• _EXERCISE DETAILS_: Reproduce every record below word for word, leaving out the pictures.

★ ★ ★ ★

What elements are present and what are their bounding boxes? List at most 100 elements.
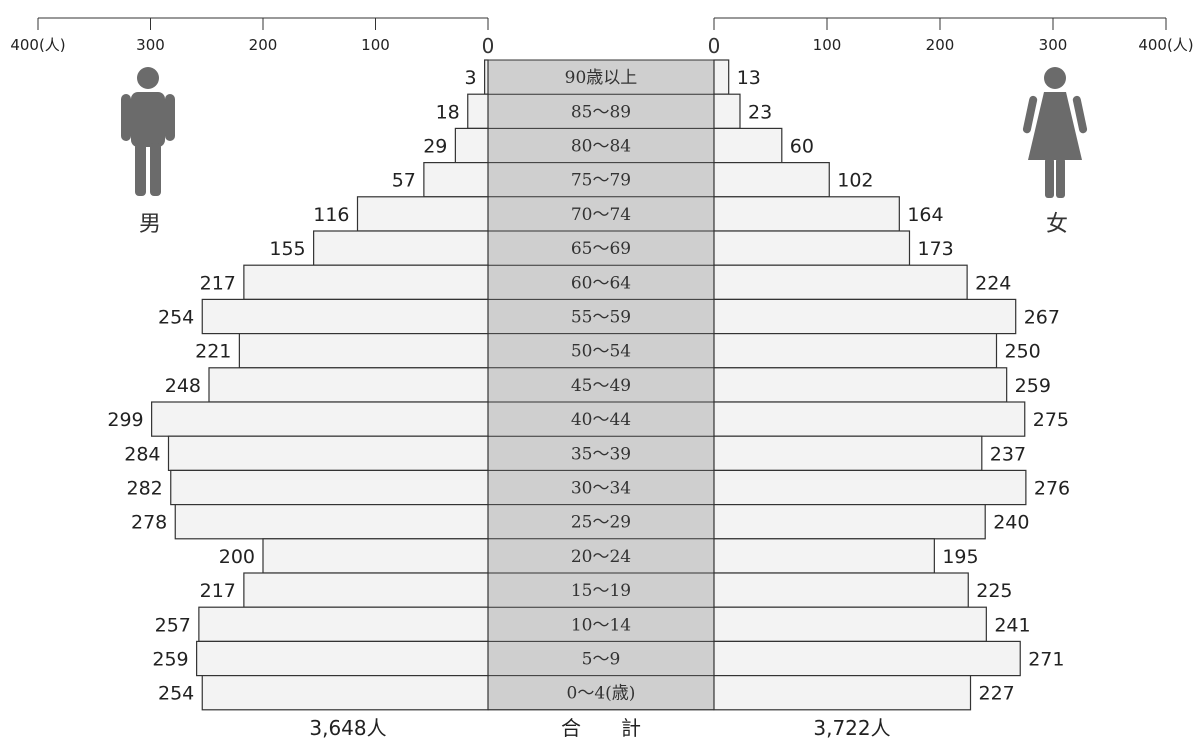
male-bar: [198, 606, 489, 643]
female-value-label: 164: [907, 204, 943, 226]
right-tick-label: 400(人): [1138, 36, 1193, 54]
female-bar: [713, 674, 972, 711]
age-category-label: 25～29: [571, 513, 631, 533]
age-category-label: 40～44: [571, 410, 631, 430]
male-bar: [454, 127, 489, 164]
age-category-label: 45～49: [571, 376, 631, 396]
female-total: 3,722人: [813, 716, 890, 740]
female-bar: [713, 367, 1008, 403]
female-bar: [713, 572, 969, 608]
male-bar: [208, 367, 489, 403]
female-value-label: 271: [1028, 649, 1064, 671]
male-value-label: 254: [158, 307, 194, 329]
female-value-label: 267: [1024, 307, 1060, 329]
right-tick-label: 100: [813, 36, 842, 54]
male-value-label: 221: [195, 341, 231, 363]
female-bar: [713, 93, 741, 129]
female-value-label: 173: [917, 238, 953, 260]
female-bar: [713, 162, 830, 198]
female-value-label: 241: [994, 614, 1030, 636]
male-value-label: 200: [219, 546, 255, 568]
female-value-label: 225: [976, 580, 1012, 602]
female-value-label: 13: [737, 67, 761, 89]
female-value-label: 240: [993, 512, 1029, 534]
female-person-icon: [1022, 67, 1088, 198]
left-tick-label: 200: [249, 36, 278, 54]
female-value-label: 102: [837, 170, 873, 192]
male-value-label: 57: [392, 170, 416, 192]
female-value-label: 259: [1015, 375, 1051, 397]
female-bar: [713, 504, 986, 540]
female-bar: [713, 469, 1027, 506]
female-value-label: 275: [1033, 409, 1069, 431]
male-value-label: 257: [155, 614, 191, 636]
male-value-label: 217: [200, 272, 236, 294]
female-bar: [713, 127, 783, 164]
female-bar: [713, 59, 730, 95]
male-value-label: 284: [124, 443, 160, 465]
male-bar: [238, 333, 489, 369]
age-category-label: 70～74: [571, 205, 631, 225]
female-bar: [713, 196, 900, 232]
female-bar: [713, 538, 935, 574]
male-bar: [262, 538, 489, 574]
male-bar: [484, 59, 489, 95]
age-category-label: 20～24: [571, 547, 631, 567]
male-bar: [201, 298, 489, 335]
female-bar: [713, 640, 1021, 677]
right-tick-label: 300: [1039, 36, 1068, 54]
age-category-label: 65～69: [571, 239, 631, 259]
female-bar: [713, 298, 1017, 335]
male-value-label: 3: [465, 67, 477, 89]
male-person-icon: [121, 67, 175, 196]
male-bar: [170, 469, 489, 506]
labels: 90歳以上 3 13 85～89 18 23 80～84 29 60 75～79 57 102 70～7…: [107, 67, 1070, 705]
left-tick-label: 100: [361, 36, 390, 54]
bars: [151, 59, 1027, 711]
left-tick-label: 400(人): [10, 36, 65, 54]
male-value-label: 299: [107, 409, 143, 431]
male-value-label: 155: [269, 238, 305, 260]
male-value-label: 282: [126, 478, 162, 500]
female-bar: [713, 435, 983, 472]
male-bar: [243, 572, 489, 608]
right-tick-label: 0: [708, 34, 721, 58]
age-category-label: 60～64: [571, 273, 631, 293]
male-bar: [167, 435, 489, 472]
age-category-label: 35～39: [571, 444, 631, 464]
male-label: 男: [139, 212, 161, 237]
age-category-label: 50～54: [571, 342, 631, 362]
female-value-label: 60: [790, 136, 814, 158]
left-tick-label: 300: [136, 36, 165, 54]
left-tick-label: 0: [482, 34, 495, 58]
male-bar: [243, 264, 489, 301]
male-bar: [151, 401, 489, 437]
age-category-label: 55～59: [571, 308, 631, 328]
female-label: 女: [1046, 212, 1068, 237]
male-bar: [313, 230, 489, 266]
female-value-label: 224: [975, 272, 1011, 294]
top-axis: 400(人) 300 200 100 0 0 100 200 300 400(人): [10, 17, 1194, 58]
female-value-label: 227: [979, 683, 1015, 705]
male-bar: [467, 93, 489, 129]
total-label: 合 計: [561, 716, 641, 740]
female-value-label: 250: [1005, 341, 1041, 363]
male-value-label: 259: [152, 649, 188, 671]
male-value-label: 29: [423, 136, 447, 158]
male-total: 3,648人: [309, 716, 386, 740]
age-category-label: 75～79: [571, 171, 631, 191]
male-bar: [174, 504, 489, 540]
right-tick-label: 200: [926, 36, 955, 54]
female-bar: [713, 606, 987, 643]
age-category-label: 5～9: [582, 650, 621, 670]
female-bar: [713, 333, 998, 369]
male-value-label: 217: [200, 580, 236, 602]
female-bar: [713, 401, 1026, 437]
age-category-label: 15～19: [571, 581, 631, 601]
female-bar: [713, 264, 968, 301]
male-bar: [423, 162, 489, 198]
age-category-label: 85～89: [571, 102, 631, 122]
age-category-label: 30～34: [571, 479, 631, 499]
male-bar: [356, 196, 489, 232]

★ ★ ★ ★

• _FULL ANSWER_:
What elements are present and what are their bounding boxes? List at most 100 elements.
male-bar: [198, 606, 489, 643]
female-value-label: 164: [907, 204, 943, 226]
right-tick-label: 400(人): [1138, 36, 1193, 54]
female-bar: [713, 674, 972, 711]
age-category-label: 25～29: [571, 513, 631, 533]
age-category-label: 40～44: [571, 410, 631, 430]
male-bar: [454, 127, 489, 164]
age-category-label: 45～49: [571, 376, 631, 396]
female-total: 3,722人: [813, 716, 890, 740]
female-bar: [713, 367, 1008, 403]
female-bar: [713, 572, 969, 608]
male-bar: [208, 367, 489, 403]
female-value-label: 271: [1028, 649, 1064, 671]
male-value-label: 254: [158, 307, 194, 329]
female-value-label: 267: [1024, 307, 1060, 329]
right-tick-label: 100: [813, 36, 842, 54]
male-value-label: 221: [195, 341, 231, 363]
female-bar: [713, 93, 741, 129]
female-value-label: 173: [917, 238, 953, 260]
female-bar: [713, 162, 830, 198]
female-value-label: 241: [994, 614, 1030, 636]
male-value-label: 200: [219, 546, 255, 568]
female-value-label: 225: [976, 580, 1012, 602]
female-value-label: 13: [737, 67, 761, 89]
female-value-label: 240: [993, 512, 1029, 534]
female-person-icon: [1022, 67, 1088, 198]
left-tick-label: 200: [249, 36, 278, 54]
female-value-label: 102: [837, 170, 873, 192]
male-value-label: 57: [392, 170, 416, 192]
female-value-label: 259: [1015, 375, 1051, 397]
female-bar: [713, 504, 986, 540]
female-bar: [713, 469, 1027, 506]
female-value-label: 275: [1033, 409, 1069, 431]
male-value-label: 257: [155, 614, 191, 636]
male-value-label: 217: [200, 272, 236, 294]
female-bar: [713, 127, 783, 164]
female-bar: [713, 59, 730, 95]
male-value-label: 284: [124, 443, 160, 465]
male-bar: [238, 333, 489, 369]
age-category-label: 70～74: [571, 205, 631, 225]
female-bar: [713, 196, 900, 232]
female-bar: [713, 538, 935, 574]
male-bar: [262, 538, 489, 574]
male-bar: [484, 59, 489, 95]
age-category-label: 20～24: [571, 547, 631, 567]
male-bar: [201, 298, 489, 335]
female-bar: [713, 640, 1021, 677]
right-tick-label: 300: [1039, 36, 1068, 54]
age-category-label: 65～69: [571, 239, 631, 259]
female-bar: [713, 298, 1017, 335]
male-value-label: 3: [465, 67, 477, 89]
male-person-icon: [121, 67, 175, 196]
male-bar: [170, 469, 489, 506]
labels: 90歳以上 3 13 85～89 18 23 80～84 29 60 75～79 57 102 70～7…: [107, 67, 1070, 705]
left-tick-label: 100: [361, 36, 390, 54]
bars: [151, 59, 1027, 711]
left-tick-label: 400(人): [10, 36, 65, 54]
male-value-label: 299: [107, 409, 143, 431]
male-value-label: 155: [269, 238, 305, 260]
male-value-label: 282: [126, 478, 162, 500]
female-bar: [713, 435, 983, 472]
male-bar: [243, 572, 489, 608]
right-tick-label: 0: [708, 34, 721, 58]
age-category-label: 60～64: [571, 273, 631, 293]
male-bar: [167, 435, 489, 472]
age-category-label: 35～39: [571, 444, 631, 464]
male-label: 男: [139, 212, 161, 237]
age-category-label: 50～54: [571, 342, 631, 362]
female-value-label: 60: [790, 136, 814, 158]
left-tick-label: 300: [136, 36, 165, 54]
left-tick-label: 0: [482, 34, 495, 58]
male-bar: [243, 264, 489, 301]
male-bar: [151, 401, 489, 437]
age-category-label: 55～59: [571, 308, 631, 328]
female-label: 女: [1046, 212, 1068, 237]
male-bar: [313, 230, 489, 266]
female-value-label: 224: [975, 272, 1011, 294]
top-axis: 400(人) 300 200 100 0 0 100 200 300 400(人): [10, 17, 1194, 58]
female-value-label: 227: [979, 683, 1015, 705]
male-bar: [467, 93, 489, 129]
total-label: 合 計: [561, 716, 641, 740]
female-value-label: 250: [1005, 341, 1041, 363]
male-value-label: 259: [152, 649, 188, 671]
male-value-label: 29: [423, 136, 447, 158]
male-total: 3,648人: [309, 716, 386, 740]
age-category-label: 75～79: [571, 171, 631, 191]
male-bar: [174, 504, 489, 540]
right-tick-label: 200: [926, 36, 955, 54]
female-bar: [713, 606, 987, 643]
age-category-label: 5～9: [582, 650, 621, 670]
female-bar: [713, 333, 998, 369]
male-value-label: 217: [200, 580, 236, 602]
female-bar: [713, 401, 1026, 437]
age-category-label: 15～19: [571, 581, 631, 601]
female-bar: [713, 264, 968, 301]
male-bar: [423, 162, 489, 198]
age-category-label: 85～89: [571, 102, 631, 122]
age-category-label: 30～34: [571, 479, 631, 499]
male-bar: [356, 196, 489, 232]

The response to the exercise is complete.